Copy each line below that contains "delete".
— Begin Exercise materials —
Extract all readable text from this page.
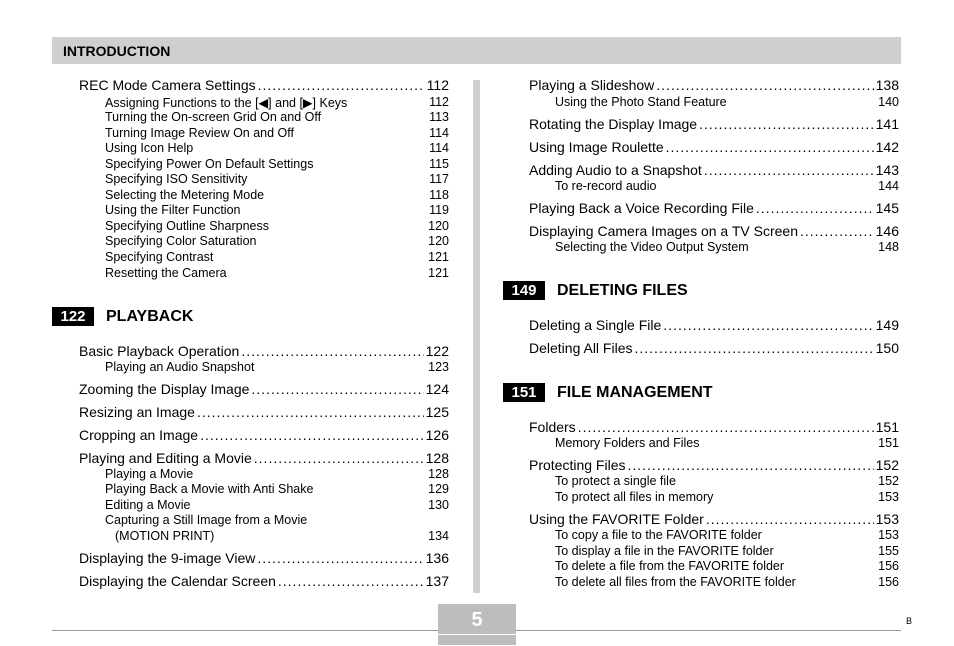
INTRODUCTION
REC Mode Camera Settings .....	112
Assigning Functions to the [◀] and [▶] Keys	112
Turning the On-screen Grid On and Off	113
Turning Image Review On and Off	114
Using Icon Help	114
Specifying Power On Default Settings	115
Specifying ISO Sensitivity	117
Selecting the Metering Mode	118
Using the Filter Function	119
Specifying Outline Sharpness	120
Specifying Color Saturation	120
Specifying Contrast	121
Resetting the Camera	121
122	PLAYBACK
Basic Playback Operation .....	122
Playing an Audio Snapshot	123
Zooming the Display Image .....	124
Resizing an Image .....	125
Cropping an Image .....	126
Playing and Editing a Movie .....	128
Playing a Movie	128
Playing Back a Movie with Anti Shake	129
Editing a Movie	130
Capturing a Still Image from a Movie
(MOTION PRINT)	134
Displaying the 9-image View .....	136
Displaying the Calendar Screen .....	137
Playing a Slideshow .....	138
Using the Photo Stand Feature	140
Rotating the Display Image .....	141
Using Image Roulette .....	142
Adding Audio to a Snapshot .....	143
To re-record audio	144
Playing Back a Voice Recording File .....	145
Displaying Camera Images on a TV Screen .....	146
Selecting the Video Output System	148
149	DELETING FILES
Deleting a Single File .....	149
Deleting All Files .....	150
151	FILE MANAGEMENT
Folders .....	151
Memory Folders and Files	151
Protecting Files .....	152
To protect a single file	152
To protect all files in memory	153
Using the FAVORITE Folder .....	153
To copy a file to the FAVORITE folder	153
To display a file in the FAVORITE folder	155
To delete a file from the FAVORITE folder	156
To delete all files from the FAVORITE folder	156
5	B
— End Exercise materials —
▶ Right answer:
To delete a file from the FAVORITE folder	156
To delete all files from the FAVORITE folder	156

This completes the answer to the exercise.